++++ Data entries
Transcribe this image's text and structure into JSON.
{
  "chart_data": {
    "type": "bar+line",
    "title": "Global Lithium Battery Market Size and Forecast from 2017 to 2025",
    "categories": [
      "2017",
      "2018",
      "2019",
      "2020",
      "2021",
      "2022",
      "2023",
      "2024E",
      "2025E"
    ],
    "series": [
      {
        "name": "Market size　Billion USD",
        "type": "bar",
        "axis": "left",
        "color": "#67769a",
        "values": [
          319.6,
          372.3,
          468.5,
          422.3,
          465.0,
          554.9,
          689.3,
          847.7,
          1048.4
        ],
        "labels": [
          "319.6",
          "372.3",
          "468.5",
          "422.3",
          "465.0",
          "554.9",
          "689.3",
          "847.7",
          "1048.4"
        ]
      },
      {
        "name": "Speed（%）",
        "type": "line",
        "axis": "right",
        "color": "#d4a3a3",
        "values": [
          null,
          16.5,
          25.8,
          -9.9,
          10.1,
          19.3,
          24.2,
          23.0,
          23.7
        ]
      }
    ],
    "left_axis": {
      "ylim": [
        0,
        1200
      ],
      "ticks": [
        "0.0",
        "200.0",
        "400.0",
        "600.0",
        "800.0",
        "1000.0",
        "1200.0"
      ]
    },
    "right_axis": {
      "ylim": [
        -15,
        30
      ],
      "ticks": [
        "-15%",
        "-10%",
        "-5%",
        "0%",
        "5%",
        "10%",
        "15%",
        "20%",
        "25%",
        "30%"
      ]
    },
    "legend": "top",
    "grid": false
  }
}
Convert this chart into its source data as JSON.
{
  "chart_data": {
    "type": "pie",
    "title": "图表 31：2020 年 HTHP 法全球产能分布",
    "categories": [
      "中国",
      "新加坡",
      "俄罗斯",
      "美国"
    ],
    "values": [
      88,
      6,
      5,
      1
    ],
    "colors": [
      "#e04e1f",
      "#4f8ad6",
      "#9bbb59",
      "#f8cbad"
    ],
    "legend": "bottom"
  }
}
++++++++
§ **Given instruction**
Take the data above and return it exactly.

§ **Task response**
Transcribe this image's text and structure into JSON.
{
  "chart_data": {
    "type": "bar+line",
    "title": "Global Lithium Battery Market Size and Forecast from 2017 to 2025",
    "categories": [
      "2017",
      "2018",
      "2019",
      "2020",
      "2021",
      "2022",
      "2023",
      "2024E",
      "2025E"
    ],
    "series": [
      {
        "name": "Market size　Billion USD",
        "type": "bar",
        "axis": "left",
        "color": "#67769a",
        "values": [
          319.6,
          372.3,
          468.5,
          422.3,
          465.0,
          554.9,
          689.3,
          847.7,
          1048.4
        ],
        "labels": [
          "319.6",
          "372.3",
          "468.5",
          "422.3",
          "465.0",
          "554.9",
          "689.3",
          "847.7",
          "1048.4"
        ]
      },
      {
        "name": "Speed（%）",
        "type": "line",
        "axis": "right",
        "color": "#d4a3a3",
        "values": [
          null,
          16.5,
          25.8,
          -9.9,
          10.1,
          19.3,
          24.2,
          23.0,
          23.7
        ]
      }
    ],
    "left_axis": {
      "ylim": [
        0,
        1200
      ],
      "ticks": [
        "0.0",
        "200.0",
        "400.0",
        "600.0",
        "800.0",
        "1000.0",
        "1200.0"
      ]
    },
    "right_axis": {
      "ylim": [
        -15,
        30
      ],
      "ticks": [
        "-15%",
        "-10%",
        "-5%",
        "0%",
        "5%",
        "10%",
        "15%",
        "20%",
        "25%",
        "30%"
      ]
    },
    "legend": "top",
    "grid": false
  }
}
Convert this chart into its source data as JSON.
{
  "chart_data": {
    "type": "pie",
    "title": "图表 31：2020 年 HTHP 法全球产能分布",
    "categories": [
      "中国",
      "新加坡",
      "俄罗斯",
      "美国"
    ],
    "values": [
      88,
      6,
      5,
      1
    ],
    "colors": [
      "#e04e1f",
      "#4f8ad6",
      "#9bbb59",
      "#f8cbad"
    ],
    "legend": "bottom"
  }
}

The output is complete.